**Given exercise:** In the entries below, find the lines that contain the word "Устанавливаю" and copy them.

─── Records for the task ───

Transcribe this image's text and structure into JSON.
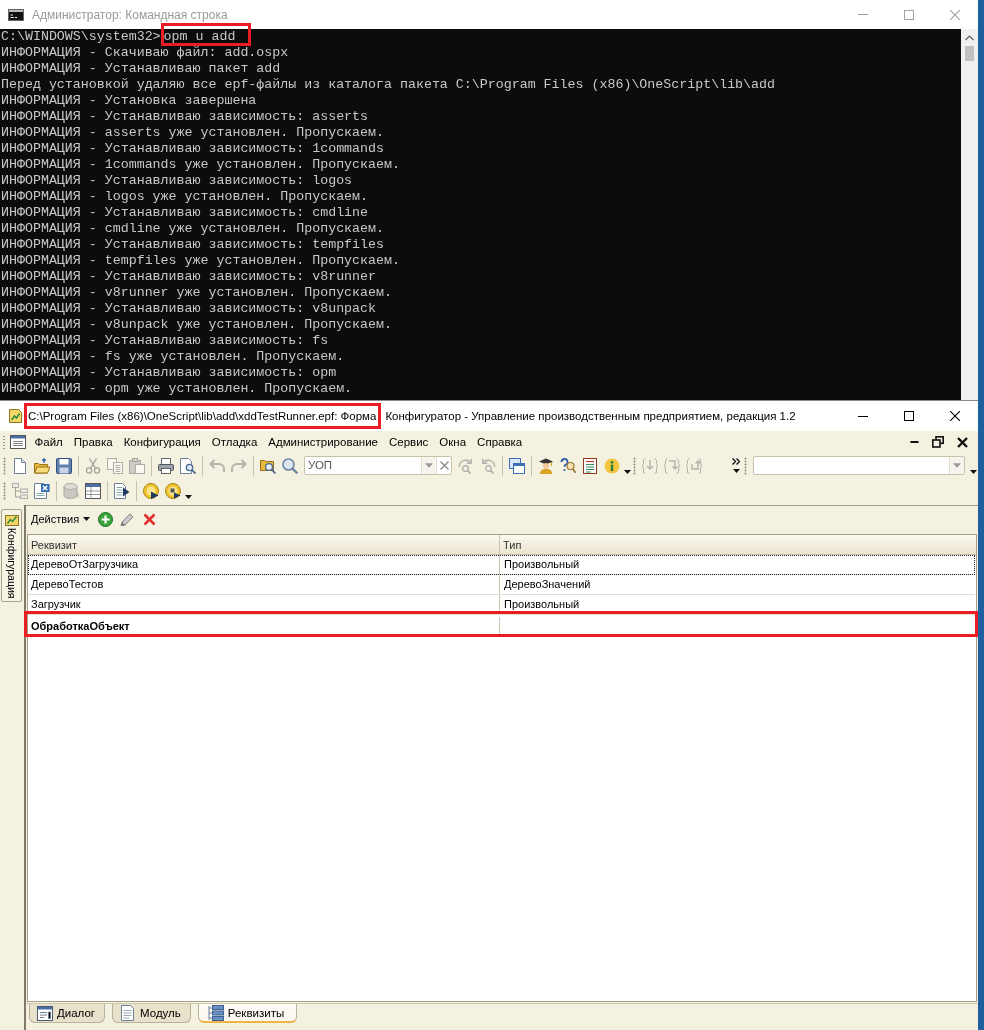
{
  "console_window": {
    "title": "Администратор: Командная строка",
    "active": false,
    "lines": [
      {
        "kind": "command",
        "prompt": "C:\\WINDOWS\\system32>",
        "command": "opm u add",
        "highlighted": true
      },
      {
        "kind": "output",
        "text": "ИНФОРМАЦИЯ - Скачиваю файл: add.ospx"
      },
      {
        "kind": "output",
        "text": "ИНФОРМАЦИЯ - Устанавливаю пакет add"
      },
      {
        "kind": "output",
        "text": "Перед установкой удаляю все epf-файлы из каталога пакета C:\\Program Files (x86)\\OneScript\\lib\\add"
      },
      {
        "kind": "output",
        "text": "ИНФОРМАЦИЯ - Установка завершена"
      },
      {
        "kind": "output",
        "text": "ИНФОРМАЦИЯ - Устанавливаю зависимость: asserts"
      },
      {
        "kind": "output",
        "text": "ИНФОРМАЦИЯ - asserts уже установлен. Пропускаем."
      },
      {
        "kind": "output",
        "text": "ИНФОРМАЦИЯ - Устанавливаю зависимость: 1commands"
      },
      {
        "kind": "output",
        "text": "ИНФОРМАЦИЯ - 1commands уже установлен. Пропускаем."
      },
      {
        "kind": "output",
        "text": "ИНФОРМАЦИЯ - Устанавливаю зависимость: logos"
      },
      {
        "kind": "output",
        "text": "ИНФОРМАЦИЯ - logos уже установлен. Пропускаем."
      },
      {
        "kind": "output",
        "text": "ИНФОРМАЦИЯ - Устанавливаю зависимость: cmdline"
      },
      {
        "kind": "output",
        "text": "ИНФОРМАЦИЯ - cmdline уже установлен. Пропускаем."
      },
      {
        "kind": "output",
        "text": "ИНФОРМАЦИЯ - Устанавливаю зависимость: tempfiles"
      },
      {
        "kind": "output",
        "text": "ИНФОРМАЦИЯ - tempfiles уже установлен. Пропускаем."
      },
      {
        "kind": "output",
        "text": "ИНФОРМАЦИЯ - Устанавливаю зависимость: v8runner"
      },
      {
        "kind": "output",
        "text": "ИНФОРМАЦИЯ - v8runner уже установлен. Пропускаем."
      },
      {
        "kind": "output",
        "text": "ИНФОРМАЦИЯ - Устанавливаю зависимость: v8unpack"
      },
      {
        "kind": "output",
        "text": "ИНФОРМАЦИЯ - v8unpack уже установлен. Пропускаем."
      },
      {
        "kind": "output",
        "text": "ИНФОРМАЦИЯ - Устанавливаю зависимость: fs"
      },
      {
        "kind": "output",
        "text": "ИНФОРМАЦИЯ - fs уже установлен. Пропускаем."
      },
      {
        "kind": "output",
        "text": "ИНФОРМАЦИЯ - Устанавливаю зависимость: opm"
      },
      {
        "kind": "output",
        "text": "ИНФОРМАЦИЯ - opm уже установлен. Пропускаем."
      }
    ]
  },
  "configurator_window": {
    "title_path": "C:\\Program Files (x86)\\OneScript\\lib\\add\\xddTestRunner.epf: Форма",
    "title_path_highlighted": true,
    "title": "Конфигуратор - Управление производственным предприятием, редакция 1.2",
    "active": true
  },
  "menu": [
    "Файл",
    "Правка",
    "Конфигурация",
    "Отладка",
    "Администрирование",
    "Сервис",
    "Окна",
    "Справка"
  ],
  "toolbars": [
    {
      "items": [
        {
          "kind": "grip"
        },
        {
          "kind": "button",
          "disabled": false
        },
        {
          "kind": "button",
          "disabled": false
        },
        {
          "kind": "button",
          "disabled": false
        },
        {
          "kind": "separator"
        },
        {
          "kind": "button",
          "disabled": true
        },
        {
          "kind": "button",
          "disabled": true
        },
        {
          "kind": "button",
          "disabled": true
        },
        {
          "kind": "separator"
        },
        {
          "kind": "button",
          "disabled": false
        },
        {
          "kind": "button",
          "disabled": false
        },
        {
          "kind": "separator"
        },
        {
          "kind": "button",
          "disabled": true
        },
        {
          "kind": "button",
          "disabled": true
        },
        {
          "kind": "separator"
        },
        {
          "kind": "button",
          "disabled": false
        },
        {
          "kind": "button",
          "disabled": false
        },
        {
          "kind": "combo",
          "value": "УОП",
          "clearable": true
        },
        {
          "kind": "button",
          "disabled": true
        },
        {
          "kind": "button",
          "disabled": true
        },
        {
          "kind": "separator"
        },
        {
          "kind": "button",
          "disabled": false
        },
        {
          "kind": "separator"
        },
        {
          "kind": "button",
          "disabled": false
        },
        {
          "kind": "button",
          "disabled": false
        },
        {
          "kind": "button",
          "disabled": false
        },
        {
          "kind": "button",
          "disabled": false
        },
        {
          "kind": "menu-caret"
        },
        {
          "kind": "grip"
        },
        {
          "kind": "button",
          "disabled": true
        },
        {
          "kind": "button",
          "disabled": true
        },
        {
          "kind": "button",
          "disabled": true
        },
        {
          "kind": "overflow"
        },
        {
          "kind": "grip"
        },
        {
          "kind": "combo",
          "clearable": false
        },
        {
          "kind": "menu-caret"
        }
      ]
    },
    {
      "items": [
        {
          "kind": "grip"
        },
        {
          "kind": "button",
          "disabled": true
        },
        {
          "kind": "button",
          "disabled": false
        },
        {
          "kind": "separator"
        },
        {
          "kind": "button",
          "disabled": true
        },
        {
          "kind": "button",
          "disabled": false
        },
        {
          "kind": "separator"
        },
        {
          "kind": "button",
          "disabled": false
        },
        {
          "kind": "separator"
        },
        {
          "kind": "button",
          "disabled": false
        },
        {
          "kind": "button",
          "disabled": false
        },
        {
          "kind": "menu-caret"
        }
      ]
    }
  ],
  "side_panel": {
    "tab_label": "Конфигурация"
  },
  "form": {
    "actions_label": "Действия",
    "table": {
      "columns": [
        "Реквизит",
        "Тип"
      ],
      "rows": [
        {
          "name": "ДеревоОтЗагрузчика",
          "type": "Произвольный",
          "main": false,
          "focused": true,
          "highlighted": false
        },
        {
          "name": "ДеревоТестов",
          "type": "ДеревоЗначений",
          "main": false,
          "focused": false,
          "highlighted": false
        },
        {
          "name": "Загрузчик",
          "type": "Произвольный",
          "main": false,
          "focused": false,
          "highlighted": false
        },
        {
          "name": "ОбработкаОбъект",
          "main": true,
          "focused": false,
          "highlighted": true
        }
      ]
    }
  },
  "tabs": [
    {
      "label": "Диалог",
      "selected": false
    },
    {
      "label": "Модуль",
      "selected": false
    },
    {
      "label": "Реквизиты",
      "selected": true
    }
  ]
}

───

**Right answer:**
        "text": "ИНФОРМАЦИЯ - Устанавливаю пакет add"
        "text": "ИНФОРМАЦИЯ - Устанавливаю зависимость: asserts"
        "text": "ИНФОРМАЦИЯ - Устанавливаю зависимость: 1commands"
        "text": "ИНФОРМАЦИЯ - Устанавливаю зависимость: logos"
        "text": "ИНФОРМАЦИЯ - Устанавливаю зависимость: cmdline"
        "text": "ИНФОРМАЦИЯ - Устанавливаю зависимость: tempfiles"
        "text": "ИНФОРМАЦИЯ - Устанавливаю зависимость: v8runner"
        "text": "ИНФОРМАЦИЯ - Устанавливаю зависимость: v8unpack"
        "text": "ИНФОРМАЦИЯ - Устанавливаю зависимость: fs"
        "text": "ИНФОРМАЦИЯ - Устанавливаю зависимость: opm"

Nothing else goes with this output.